CHALLENGE — Retype each line exactly. Skip images.

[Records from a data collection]
____

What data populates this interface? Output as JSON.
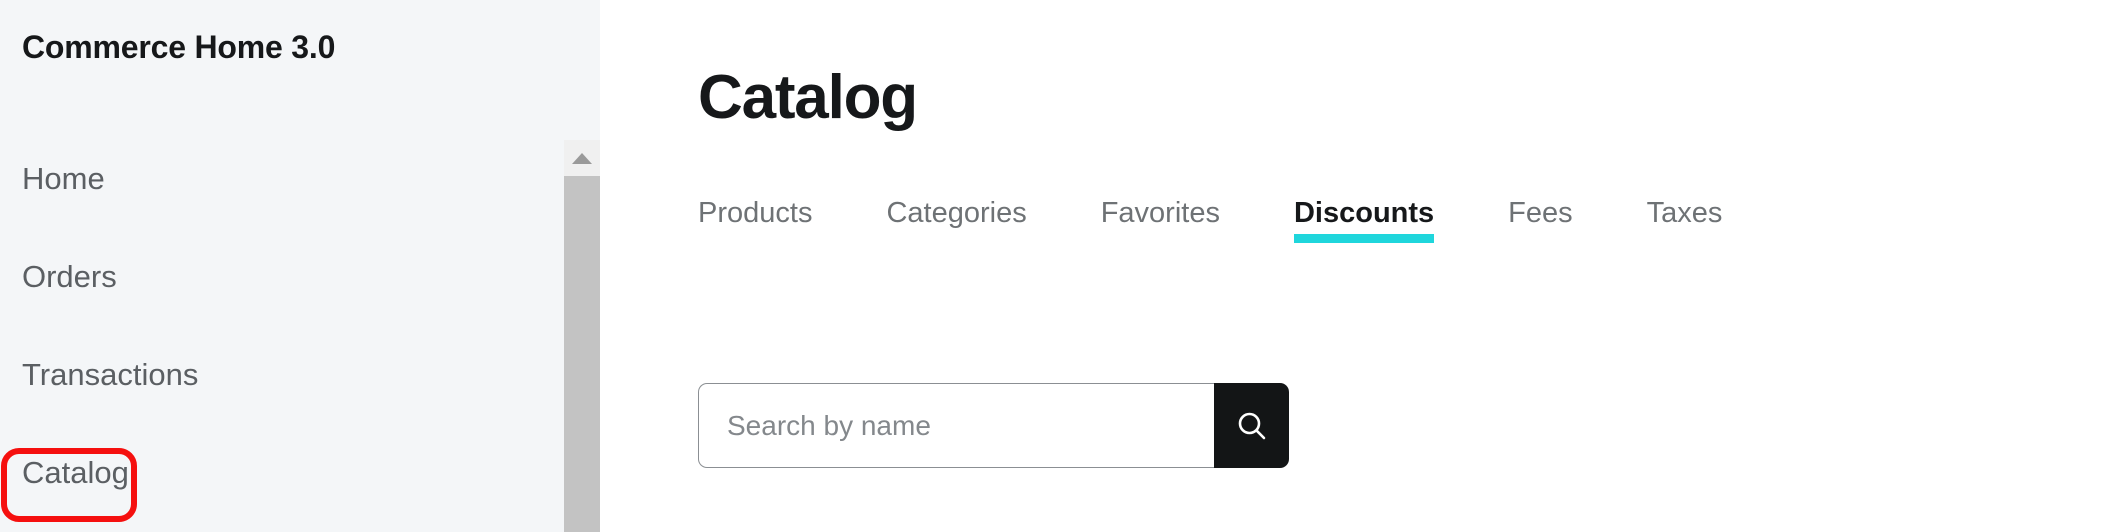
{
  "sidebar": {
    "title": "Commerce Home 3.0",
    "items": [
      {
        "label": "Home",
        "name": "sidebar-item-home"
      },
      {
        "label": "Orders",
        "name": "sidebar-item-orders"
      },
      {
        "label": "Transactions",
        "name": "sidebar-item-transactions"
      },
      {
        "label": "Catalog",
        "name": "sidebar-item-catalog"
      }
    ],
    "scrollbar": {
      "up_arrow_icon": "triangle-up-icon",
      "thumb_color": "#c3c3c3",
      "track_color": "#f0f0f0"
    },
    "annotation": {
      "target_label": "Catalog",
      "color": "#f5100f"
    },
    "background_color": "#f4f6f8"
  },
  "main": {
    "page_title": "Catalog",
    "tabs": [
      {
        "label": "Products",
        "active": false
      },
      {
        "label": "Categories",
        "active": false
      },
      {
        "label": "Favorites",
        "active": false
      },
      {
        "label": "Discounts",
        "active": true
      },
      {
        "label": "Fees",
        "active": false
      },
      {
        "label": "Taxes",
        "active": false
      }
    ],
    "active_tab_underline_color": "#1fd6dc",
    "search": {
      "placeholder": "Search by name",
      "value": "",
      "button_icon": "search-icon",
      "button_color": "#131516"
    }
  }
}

____

SOLUTION —
What data populates this interface? Output as JSON.
{
  "sidebar": {
    "title": "Commerce Home 3.0",
    "items": [
      {
        "label": "Home",
        "name": "sidebar-item-home"
      },
      {
        "label": "Orders",
        "name": "sidebar-item-orders"
      },
      {
        "label": "Transactions",
        "name": "sidebar-item-transactions"
      },
      {
        "label": "Catalog",
        "name": "sidebar-item-catalog"
      }
    ],
    "scrollbar": {
      "up_arrow_icon": "triangle-up-icon",
      "thumb_color": "#c3c3c3",
      "track_color": "#f0f0f0"
    },
    "annotation": {
      "target_label": "Catalog",
      "color": "#f5100f"
    },
    "background_color": "#f4f6f8"
  },
  "main": {
    "page_title": "Catalog",
    "tabs": [
      {
        "label": "Products",
        "active": false
      },
      {
        "label": "Categories",
        "active": false
      },
      {
        "label": "Favorites",
        "active": false
      },
      {
        "label": "Discounts",
        "active": true
      },
      {
        "label": "Fees",
        "active": false
      },
      {
        "label": "Taxes",
        "active": false
      }
    ],
    "active_tab_underline_color": "#1fd6dc",
    "search": {
      "placeholder": "Search by name",
      "value": "",
      "button_icon": "search-icon",
      "button_color": "#131516"
    }
  }
}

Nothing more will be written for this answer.